▶ _TASK STATEMENT_:
Work out the number of lines with "title" in them. Reply with that number and no other words.

▶ _RAW DATA_:
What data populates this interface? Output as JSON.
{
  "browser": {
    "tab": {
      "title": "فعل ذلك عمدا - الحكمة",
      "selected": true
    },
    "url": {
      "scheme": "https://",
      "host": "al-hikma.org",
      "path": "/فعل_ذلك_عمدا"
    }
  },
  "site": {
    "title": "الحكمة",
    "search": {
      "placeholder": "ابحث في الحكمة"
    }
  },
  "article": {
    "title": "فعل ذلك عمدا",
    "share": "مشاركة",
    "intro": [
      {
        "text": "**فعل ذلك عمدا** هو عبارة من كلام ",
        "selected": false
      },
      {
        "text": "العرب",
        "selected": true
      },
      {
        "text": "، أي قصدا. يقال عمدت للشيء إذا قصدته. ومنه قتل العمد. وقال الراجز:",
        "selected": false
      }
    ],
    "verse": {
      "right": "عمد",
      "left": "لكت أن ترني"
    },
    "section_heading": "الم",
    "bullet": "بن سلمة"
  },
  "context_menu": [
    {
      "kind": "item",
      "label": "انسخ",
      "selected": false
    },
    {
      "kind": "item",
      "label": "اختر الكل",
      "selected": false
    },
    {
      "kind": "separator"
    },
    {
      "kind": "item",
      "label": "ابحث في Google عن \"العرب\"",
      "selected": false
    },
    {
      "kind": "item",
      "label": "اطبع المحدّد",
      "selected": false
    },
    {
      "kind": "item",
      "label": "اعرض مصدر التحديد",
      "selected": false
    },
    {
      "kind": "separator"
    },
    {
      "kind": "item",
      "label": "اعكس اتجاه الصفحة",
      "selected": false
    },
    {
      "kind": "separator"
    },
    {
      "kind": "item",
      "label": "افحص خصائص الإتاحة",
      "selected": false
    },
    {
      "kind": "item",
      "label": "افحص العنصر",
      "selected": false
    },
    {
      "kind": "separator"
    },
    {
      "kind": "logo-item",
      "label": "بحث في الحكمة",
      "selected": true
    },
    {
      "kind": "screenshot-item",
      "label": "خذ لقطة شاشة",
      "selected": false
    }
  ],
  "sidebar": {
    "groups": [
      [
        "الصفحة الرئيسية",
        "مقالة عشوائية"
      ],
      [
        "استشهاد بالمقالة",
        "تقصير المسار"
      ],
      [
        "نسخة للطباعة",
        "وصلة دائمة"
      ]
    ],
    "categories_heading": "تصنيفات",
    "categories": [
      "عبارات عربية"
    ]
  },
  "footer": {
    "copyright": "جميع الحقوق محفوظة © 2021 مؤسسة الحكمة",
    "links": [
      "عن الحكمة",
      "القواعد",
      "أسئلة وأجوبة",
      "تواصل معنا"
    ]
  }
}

▶ _WRITTEN ANSWER_:
3